● **The request**
Copy the records from the start through the line containing "opening-hours: 5:00 PM", replacing "search-icon" with "magnifier-icon" and leaving everything else unchanged.

● **The data**

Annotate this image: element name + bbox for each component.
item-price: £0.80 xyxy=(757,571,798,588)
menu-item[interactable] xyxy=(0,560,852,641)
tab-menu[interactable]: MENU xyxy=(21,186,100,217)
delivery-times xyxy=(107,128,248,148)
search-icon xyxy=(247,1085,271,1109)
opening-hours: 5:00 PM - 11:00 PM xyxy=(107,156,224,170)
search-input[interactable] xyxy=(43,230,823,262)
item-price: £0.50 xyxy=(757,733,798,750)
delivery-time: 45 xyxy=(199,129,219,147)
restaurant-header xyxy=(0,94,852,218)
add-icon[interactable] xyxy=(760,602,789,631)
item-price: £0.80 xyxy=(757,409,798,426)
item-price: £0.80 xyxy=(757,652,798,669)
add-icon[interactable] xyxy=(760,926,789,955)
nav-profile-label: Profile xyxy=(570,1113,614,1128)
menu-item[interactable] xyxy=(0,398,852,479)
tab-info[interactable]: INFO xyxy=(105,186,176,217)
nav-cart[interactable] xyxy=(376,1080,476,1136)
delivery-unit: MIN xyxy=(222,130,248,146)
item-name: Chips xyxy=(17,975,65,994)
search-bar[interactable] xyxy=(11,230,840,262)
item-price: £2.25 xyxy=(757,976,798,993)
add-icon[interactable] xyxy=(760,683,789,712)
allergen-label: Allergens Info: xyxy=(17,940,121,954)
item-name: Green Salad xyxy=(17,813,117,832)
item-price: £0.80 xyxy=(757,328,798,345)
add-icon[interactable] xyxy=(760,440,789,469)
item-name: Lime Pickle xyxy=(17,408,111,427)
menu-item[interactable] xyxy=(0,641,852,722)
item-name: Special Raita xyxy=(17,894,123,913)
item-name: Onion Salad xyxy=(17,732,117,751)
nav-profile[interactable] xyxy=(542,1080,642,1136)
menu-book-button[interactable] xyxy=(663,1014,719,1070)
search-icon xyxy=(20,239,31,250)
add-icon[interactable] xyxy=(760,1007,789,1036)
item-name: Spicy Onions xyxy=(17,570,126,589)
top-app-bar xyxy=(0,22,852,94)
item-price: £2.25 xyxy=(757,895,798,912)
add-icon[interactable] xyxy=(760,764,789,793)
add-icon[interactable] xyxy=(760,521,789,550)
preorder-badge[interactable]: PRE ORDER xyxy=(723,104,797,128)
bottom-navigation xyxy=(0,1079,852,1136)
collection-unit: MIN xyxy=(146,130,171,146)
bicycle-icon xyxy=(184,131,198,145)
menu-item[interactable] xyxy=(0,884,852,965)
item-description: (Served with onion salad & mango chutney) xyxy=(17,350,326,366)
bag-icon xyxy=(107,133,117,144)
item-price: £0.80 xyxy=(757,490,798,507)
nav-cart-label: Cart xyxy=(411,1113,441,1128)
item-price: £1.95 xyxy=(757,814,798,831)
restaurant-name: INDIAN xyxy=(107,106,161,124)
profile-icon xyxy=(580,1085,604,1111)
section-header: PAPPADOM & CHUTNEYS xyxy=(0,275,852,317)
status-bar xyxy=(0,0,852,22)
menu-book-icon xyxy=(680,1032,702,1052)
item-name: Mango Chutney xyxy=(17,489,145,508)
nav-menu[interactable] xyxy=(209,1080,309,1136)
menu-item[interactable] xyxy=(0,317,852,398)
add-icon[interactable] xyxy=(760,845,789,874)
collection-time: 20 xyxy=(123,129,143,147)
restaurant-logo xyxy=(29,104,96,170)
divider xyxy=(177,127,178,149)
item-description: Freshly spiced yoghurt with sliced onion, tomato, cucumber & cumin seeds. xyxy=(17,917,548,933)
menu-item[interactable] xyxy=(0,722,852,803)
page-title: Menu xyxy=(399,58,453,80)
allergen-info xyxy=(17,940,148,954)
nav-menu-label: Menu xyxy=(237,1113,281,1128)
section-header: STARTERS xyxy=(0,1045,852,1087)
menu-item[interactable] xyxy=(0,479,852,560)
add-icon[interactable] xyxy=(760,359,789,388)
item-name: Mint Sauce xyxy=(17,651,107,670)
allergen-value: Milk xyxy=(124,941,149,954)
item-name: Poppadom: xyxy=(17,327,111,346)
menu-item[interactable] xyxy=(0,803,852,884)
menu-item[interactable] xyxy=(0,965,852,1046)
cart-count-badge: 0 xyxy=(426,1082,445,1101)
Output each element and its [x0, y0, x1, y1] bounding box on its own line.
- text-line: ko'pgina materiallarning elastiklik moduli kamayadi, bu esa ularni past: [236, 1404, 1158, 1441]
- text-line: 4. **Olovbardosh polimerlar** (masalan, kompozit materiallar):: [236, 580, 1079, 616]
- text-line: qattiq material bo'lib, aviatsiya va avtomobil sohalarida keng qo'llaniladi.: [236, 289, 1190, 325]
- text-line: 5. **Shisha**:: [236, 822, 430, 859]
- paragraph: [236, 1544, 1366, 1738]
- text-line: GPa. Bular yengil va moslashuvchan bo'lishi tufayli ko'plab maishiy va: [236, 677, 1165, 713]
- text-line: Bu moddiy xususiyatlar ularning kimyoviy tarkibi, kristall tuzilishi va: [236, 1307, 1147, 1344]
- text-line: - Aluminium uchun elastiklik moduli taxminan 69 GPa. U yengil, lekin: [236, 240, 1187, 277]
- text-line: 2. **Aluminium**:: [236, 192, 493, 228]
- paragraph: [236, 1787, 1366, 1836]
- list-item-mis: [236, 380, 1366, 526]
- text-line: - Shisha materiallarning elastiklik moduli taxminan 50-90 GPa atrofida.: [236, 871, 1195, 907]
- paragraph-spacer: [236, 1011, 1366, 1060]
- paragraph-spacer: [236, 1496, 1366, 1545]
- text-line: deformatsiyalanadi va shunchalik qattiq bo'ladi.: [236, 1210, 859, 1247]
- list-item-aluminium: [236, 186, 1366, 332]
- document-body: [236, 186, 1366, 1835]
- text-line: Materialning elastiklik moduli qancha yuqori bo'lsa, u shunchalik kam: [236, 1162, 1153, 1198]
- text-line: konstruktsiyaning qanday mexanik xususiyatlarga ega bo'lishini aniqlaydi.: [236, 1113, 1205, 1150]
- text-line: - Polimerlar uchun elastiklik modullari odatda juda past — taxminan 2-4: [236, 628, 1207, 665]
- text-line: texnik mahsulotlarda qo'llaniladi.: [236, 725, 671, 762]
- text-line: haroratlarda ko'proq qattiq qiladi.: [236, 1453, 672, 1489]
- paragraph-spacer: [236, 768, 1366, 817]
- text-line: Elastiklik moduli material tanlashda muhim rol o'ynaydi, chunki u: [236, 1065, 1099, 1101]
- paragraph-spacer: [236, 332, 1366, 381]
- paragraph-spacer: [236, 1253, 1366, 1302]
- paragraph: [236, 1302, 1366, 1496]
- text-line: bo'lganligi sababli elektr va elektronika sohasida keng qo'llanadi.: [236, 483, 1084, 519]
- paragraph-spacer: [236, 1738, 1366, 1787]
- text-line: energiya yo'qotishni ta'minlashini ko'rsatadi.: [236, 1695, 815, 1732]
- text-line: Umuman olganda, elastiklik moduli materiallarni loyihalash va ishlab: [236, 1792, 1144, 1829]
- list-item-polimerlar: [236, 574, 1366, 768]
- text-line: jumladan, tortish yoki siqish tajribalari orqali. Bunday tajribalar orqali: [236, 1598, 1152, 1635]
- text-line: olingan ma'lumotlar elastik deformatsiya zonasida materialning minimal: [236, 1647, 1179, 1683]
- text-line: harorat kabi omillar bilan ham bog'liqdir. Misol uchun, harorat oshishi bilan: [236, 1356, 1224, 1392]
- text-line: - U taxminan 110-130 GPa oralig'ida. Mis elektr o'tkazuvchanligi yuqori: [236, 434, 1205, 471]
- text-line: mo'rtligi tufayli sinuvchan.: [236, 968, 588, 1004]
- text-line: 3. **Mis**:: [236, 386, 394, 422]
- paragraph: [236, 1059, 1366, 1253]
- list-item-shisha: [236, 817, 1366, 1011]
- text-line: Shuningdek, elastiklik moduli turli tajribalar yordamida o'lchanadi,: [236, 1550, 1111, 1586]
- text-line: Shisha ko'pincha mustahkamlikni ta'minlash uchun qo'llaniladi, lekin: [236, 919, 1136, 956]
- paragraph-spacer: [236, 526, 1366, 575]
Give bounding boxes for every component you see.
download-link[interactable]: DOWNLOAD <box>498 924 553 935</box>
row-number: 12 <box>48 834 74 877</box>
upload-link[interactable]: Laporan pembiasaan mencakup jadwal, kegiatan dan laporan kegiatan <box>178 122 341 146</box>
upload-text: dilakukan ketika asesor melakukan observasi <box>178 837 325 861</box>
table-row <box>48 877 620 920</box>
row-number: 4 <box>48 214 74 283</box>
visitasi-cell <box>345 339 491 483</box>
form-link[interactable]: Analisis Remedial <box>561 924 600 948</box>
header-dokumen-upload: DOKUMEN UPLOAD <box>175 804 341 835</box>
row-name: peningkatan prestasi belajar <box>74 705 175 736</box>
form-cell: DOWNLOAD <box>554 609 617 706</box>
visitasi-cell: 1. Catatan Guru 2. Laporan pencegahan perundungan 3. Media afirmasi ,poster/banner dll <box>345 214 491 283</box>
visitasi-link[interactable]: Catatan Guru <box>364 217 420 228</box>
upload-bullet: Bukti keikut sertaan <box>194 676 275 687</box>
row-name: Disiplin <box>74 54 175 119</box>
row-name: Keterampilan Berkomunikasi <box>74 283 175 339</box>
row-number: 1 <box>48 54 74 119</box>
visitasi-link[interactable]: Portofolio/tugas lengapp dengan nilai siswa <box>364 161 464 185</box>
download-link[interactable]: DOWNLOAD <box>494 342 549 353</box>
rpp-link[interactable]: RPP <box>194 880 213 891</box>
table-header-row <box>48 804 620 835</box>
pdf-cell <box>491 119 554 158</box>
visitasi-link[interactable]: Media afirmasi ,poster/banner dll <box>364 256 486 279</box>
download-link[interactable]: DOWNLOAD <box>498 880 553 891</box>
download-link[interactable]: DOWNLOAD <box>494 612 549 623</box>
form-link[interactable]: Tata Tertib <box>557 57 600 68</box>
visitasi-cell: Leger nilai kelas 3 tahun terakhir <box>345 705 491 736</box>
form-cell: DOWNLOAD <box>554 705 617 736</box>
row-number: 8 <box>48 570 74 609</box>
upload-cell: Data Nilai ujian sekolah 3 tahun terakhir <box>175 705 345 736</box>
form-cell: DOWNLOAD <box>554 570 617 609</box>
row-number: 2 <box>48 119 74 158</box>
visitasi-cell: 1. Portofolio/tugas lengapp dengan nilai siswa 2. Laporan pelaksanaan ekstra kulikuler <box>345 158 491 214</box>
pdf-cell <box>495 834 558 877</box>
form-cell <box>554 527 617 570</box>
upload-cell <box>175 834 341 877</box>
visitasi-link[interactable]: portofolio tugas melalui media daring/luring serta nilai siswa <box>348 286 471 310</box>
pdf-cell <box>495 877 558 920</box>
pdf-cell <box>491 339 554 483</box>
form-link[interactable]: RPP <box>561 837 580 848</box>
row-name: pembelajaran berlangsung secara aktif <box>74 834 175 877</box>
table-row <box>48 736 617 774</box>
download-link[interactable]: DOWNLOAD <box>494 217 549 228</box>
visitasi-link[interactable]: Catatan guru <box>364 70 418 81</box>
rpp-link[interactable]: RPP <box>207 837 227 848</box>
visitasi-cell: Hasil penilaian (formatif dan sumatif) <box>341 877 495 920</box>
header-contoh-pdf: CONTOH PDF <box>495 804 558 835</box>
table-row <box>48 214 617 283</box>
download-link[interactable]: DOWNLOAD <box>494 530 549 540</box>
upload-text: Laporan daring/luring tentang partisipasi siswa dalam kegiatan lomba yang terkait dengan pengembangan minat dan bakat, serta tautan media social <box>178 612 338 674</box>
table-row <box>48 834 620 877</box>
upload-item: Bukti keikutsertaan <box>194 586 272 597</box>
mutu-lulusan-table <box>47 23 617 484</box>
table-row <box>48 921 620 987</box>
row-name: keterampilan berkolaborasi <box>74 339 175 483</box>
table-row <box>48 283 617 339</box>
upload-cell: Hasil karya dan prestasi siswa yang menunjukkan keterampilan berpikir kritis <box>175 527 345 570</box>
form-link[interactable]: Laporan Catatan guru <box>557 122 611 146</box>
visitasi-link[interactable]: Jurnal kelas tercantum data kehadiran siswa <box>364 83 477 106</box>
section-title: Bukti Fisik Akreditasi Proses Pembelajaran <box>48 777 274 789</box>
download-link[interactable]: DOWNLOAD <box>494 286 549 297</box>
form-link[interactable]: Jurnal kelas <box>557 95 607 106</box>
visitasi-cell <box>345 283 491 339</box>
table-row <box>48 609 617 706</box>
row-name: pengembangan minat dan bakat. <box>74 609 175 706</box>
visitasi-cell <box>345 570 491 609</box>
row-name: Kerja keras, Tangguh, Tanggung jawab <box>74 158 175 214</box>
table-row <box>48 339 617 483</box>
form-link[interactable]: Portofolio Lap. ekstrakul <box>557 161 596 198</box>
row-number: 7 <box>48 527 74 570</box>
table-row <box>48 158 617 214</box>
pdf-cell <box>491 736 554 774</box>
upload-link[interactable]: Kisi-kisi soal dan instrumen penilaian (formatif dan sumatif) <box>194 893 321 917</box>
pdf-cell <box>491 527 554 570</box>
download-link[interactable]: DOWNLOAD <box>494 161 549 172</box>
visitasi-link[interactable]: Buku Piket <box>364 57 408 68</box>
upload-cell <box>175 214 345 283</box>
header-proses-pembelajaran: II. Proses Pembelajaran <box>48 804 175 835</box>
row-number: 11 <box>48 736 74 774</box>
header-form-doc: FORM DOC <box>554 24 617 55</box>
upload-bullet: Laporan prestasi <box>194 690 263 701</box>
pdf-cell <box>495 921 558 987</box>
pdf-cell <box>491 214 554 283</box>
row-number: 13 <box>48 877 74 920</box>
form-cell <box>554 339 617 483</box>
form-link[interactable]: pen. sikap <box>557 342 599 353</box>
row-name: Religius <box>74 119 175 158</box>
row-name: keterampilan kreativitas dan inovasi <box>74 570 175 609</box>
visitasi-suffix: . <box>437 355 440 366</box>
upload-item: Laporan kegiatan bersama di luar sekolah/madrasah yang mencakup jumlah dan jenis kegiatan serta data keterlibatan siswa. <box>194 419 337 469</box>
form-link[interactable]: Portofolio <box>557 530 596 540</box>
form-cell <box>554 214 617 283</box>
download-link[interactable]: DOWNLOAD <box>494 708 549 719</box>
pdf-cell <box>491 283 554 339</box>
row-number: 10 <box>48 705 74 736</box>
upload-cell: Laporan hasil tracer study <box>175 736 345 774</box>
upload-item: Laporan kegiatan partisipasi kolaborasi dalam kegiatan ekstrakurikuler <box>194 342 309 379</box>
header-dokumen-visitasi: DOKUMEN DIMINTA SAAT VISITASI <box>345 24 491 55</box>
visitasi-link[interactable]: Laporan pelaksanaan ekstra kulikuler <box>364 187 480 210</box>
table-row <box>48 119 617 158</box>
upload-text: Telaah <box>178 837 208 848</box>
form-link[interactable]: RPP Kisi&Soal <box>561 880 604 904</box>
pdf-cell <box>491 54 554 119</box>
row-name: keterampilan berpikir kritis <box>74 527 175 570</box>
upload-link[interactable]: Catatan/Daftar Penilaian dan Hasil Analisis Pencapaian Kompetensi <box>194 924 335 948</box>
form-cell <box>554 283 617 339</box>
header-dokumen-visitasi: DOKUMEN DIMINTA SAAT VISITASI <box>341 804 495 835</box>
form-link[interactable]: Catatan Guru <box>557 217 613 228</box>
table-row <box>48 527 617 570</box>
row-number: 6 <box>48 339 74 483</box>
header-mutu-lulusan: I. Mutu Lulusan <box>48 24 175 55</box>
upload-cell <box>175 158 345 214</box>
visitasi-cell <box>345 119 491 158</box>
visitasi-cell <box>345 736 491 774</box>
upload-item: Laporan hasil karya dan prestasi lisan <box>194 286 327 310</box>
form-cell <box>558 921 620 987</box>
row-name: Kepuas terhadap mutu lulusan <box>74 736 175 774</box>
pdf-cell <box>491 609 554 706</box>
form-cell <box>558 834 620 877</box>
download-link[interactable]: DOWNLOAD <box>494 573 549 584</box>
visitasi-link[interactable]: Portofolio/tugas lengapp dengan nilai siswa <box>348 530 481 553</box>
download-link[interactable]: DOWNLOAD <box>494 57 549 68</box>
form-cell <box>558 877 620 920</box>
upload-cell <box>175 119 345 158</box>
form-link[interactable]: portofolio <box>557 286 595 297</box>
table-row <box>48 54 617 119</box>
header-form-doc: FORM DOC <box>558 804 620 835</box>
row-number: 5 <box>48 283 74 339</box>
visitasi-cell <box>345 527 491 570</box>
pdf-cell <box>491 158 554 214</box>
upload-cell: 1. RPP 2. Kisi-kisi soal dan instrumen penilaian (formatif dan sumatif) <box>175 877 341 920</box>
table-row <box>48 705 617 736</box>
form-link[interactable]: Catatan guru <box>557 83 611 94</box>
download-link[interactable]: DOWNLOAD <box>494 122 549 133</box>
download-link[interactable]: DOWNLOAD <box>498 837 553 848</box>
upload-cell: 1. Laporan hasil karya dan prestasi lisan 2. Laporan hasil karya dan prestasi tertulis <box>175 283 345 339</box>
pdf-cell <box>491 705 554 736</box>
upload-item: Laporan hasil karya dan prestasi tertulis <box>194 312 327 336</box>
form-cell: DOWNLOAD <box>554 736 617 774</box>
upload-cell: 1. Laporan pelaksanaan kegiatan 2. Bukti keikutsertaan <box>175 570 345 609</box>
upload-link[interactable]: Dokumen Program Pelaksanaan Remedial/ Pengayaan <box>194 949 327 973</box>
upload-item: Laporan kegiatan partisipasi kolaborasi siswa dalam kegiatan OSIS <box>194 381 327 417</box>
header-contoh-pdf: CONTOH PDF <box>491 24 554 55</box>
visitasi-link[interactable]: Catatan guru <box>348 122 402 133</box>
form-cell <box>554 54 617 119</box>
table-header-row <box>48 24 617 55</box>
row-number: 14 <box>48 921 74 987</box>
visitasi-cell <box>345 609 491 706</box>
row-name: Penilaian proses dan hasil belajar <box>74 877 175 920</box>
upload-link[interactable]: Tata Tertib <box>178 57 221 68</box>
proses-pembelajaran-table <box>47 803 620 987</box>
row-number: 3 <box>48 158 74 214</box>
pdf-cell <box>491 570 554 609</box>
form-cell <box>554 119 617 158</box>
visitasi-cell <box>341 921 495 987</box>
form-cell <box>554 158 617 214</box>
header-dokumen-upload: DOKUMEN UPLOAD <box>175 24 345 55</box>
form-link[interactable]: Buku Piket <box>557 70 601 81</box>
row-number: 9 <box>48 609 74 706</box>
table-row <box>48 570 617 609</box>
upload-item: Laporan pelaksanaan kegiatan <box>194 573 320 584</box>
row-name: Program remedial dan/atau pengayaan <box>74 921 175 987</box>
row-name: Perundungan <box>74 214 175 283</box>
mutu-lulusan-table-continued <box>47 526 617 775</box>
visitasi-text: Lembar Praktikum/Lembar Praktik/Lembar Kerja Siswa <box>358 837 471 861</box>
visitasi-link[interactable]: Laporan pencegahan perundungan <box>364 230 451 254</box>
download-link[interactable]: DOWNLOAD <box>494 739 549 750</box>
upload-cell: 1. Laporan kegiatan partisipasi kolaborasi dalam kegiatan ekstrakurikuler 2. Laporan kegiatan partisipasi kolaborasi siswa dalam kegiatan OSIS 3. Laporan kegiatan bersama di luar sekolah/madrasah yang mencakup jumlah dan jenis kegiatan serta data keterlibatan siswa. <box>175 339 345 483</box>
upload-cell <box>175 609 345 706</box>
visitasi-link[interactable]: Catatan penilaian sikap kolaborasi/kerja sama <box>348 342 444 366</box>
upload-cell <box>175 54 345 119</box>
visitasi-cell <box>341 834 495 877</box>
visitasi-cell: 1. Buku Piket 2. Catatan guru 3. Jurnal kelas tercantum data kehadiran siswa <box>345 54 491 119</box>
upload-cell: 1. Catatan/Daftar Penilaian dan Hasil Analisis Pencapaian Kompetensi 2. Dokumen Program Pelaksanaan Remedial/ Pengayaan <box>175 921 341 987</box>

● **The response**
Annotate this image: element name + bbox for each component.
item-price: £0.80 xyxy=(757,571,798,588)
menu-item[interactable] xyxy=(0,560,852,641)
tab-menu[interactable]: MENU xyxy=(21,186,100,217)
delivery-times xyxy=(107,128,248,148)
magnifier-icon xyxy=(247,1085,271,1109)
opening-hours: 5:00 PM - 11:00 PM xyxy=(107,156,224,170)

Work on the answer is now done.